RECORD EXTRACTS:
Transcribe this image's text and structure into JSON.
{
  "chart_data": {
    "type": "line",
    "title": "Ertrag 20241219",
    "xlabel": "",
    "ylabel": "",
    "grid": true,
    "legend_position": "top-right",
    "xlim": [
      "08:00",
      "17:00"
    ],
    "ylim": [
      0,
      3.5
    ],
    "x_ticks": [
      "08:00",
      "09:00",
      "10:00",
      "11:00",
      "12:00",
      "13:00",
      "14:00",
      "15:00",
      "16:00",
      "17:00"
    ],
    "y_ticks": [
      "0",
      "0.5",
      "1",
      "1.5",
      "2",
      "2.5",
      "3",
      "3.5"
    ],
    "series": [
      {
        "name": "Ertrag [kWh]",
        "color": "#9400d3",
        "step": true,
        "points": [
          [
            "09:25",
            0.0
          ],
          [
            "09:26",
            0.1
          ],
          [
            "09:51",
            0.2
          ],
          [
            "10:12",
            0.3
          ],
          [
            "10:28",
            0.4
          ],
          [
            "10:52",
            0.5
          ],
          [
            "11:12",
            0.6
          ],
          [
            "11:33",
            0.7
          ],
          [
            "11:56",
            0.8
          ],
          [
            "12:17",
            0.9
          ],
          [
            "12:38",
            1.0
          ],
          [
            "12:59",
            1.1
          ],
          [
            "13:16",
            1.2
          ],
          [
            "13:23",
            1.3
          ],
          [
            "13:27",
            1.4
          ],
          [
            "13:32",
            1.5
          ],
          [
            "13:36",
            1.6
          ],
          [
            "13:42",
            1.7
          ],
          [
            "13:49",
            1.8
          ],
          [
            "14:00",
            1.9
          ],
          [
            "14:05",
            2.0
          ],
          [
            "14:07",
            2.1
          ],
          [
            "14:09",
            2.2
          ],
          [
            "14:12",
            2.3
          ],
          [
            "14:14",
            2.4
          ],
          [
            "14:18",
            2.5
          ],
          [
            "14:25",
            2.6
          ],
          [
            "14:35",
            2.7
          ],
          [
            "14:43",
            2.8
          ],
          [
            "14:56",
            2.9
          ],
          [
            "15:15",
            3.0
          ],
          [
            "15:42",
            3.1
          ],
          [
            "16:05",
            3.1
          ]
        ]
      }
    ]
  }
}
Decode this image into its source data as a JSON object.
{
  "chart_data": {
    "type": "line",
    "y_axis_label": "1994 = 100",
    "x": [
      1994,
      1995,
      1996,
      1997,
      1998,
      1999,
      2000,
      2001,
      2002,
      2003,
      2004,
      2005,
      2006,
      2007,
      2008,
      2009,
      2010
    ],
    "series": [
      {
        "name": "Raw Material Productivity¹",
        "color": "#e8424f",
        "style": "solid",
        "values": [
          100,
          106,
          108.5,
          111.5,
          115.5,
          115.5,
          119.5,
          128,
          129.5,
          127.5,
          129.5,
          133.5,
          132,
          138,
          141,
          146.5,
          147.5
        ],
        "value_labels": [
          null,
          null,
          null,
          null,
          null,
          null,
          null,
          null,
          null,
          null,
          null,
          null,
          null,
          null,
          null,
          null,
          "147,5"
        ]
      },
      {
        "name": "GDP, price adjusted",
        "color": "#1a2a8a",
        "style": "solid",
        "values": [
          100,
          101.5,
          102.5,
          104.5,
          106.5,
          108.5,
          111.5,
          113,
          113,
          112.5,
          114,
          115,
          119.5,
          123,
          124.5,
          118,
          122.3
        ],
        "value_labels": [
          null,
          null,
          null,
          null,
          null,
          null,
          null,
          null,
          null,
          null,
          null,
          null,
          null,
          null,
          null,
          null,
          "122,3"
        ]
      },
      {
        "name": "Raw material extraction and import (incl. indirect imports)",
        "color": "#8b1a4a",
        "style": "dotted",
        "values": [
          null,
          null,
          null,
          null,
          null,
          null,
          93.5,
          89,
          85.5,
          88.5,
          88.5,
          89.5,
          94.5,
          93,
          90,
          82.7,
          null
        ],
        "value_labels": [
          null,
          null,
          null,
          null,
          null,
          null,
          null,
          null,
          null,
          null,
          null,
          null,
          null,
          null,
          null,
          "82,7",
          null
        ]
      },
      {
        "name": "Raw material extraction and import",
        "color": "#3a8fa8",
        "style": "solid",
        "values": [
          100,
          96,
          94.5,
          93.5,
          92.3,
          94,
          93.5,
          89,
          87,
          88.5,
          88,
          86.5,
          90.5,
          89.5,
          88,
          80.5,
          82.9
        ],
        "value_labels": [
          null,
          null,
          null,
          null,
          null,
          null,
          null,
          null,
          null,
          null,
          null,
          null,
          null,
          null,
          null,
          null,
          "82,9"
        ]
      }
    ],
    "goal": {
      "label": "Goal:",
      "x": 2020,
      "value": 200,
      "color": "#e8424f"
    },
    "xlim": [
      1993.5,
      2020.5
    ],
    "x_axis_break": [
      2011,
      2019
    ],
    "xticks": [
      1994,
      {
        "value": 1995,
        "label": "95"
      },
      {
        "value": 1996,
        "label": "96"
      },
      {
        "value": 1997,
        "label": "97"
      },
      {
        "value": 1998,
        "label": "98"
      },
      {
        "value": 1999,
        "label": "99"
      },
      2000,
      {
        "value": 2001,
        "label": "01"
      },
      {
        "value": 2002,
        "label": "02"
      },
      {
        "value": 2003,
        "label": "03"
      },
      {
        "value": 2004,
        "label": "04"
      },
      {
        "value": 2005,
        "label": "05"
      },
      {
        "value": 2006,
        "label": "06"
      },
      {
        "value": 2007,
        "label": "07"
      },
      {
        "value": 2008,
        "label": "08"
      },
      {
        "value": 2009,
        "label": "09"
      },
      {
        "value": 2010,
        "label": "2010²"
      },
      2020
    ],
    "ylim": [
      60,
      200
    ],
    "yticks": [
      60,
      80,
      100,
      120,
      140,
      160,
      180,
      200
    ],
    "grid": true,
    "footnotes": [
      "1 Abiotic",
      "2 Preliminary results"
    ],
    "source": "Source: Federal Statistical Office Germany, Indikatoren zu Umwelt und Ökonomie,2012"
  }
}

DIRECTIONS FOR THIS TASK: All lines holding the word "JSON" should be picked out and copied.

WORKED ANSWER:
Transcribe this image's text and structure into JSON.
Decode this image into its source data as a JSON object.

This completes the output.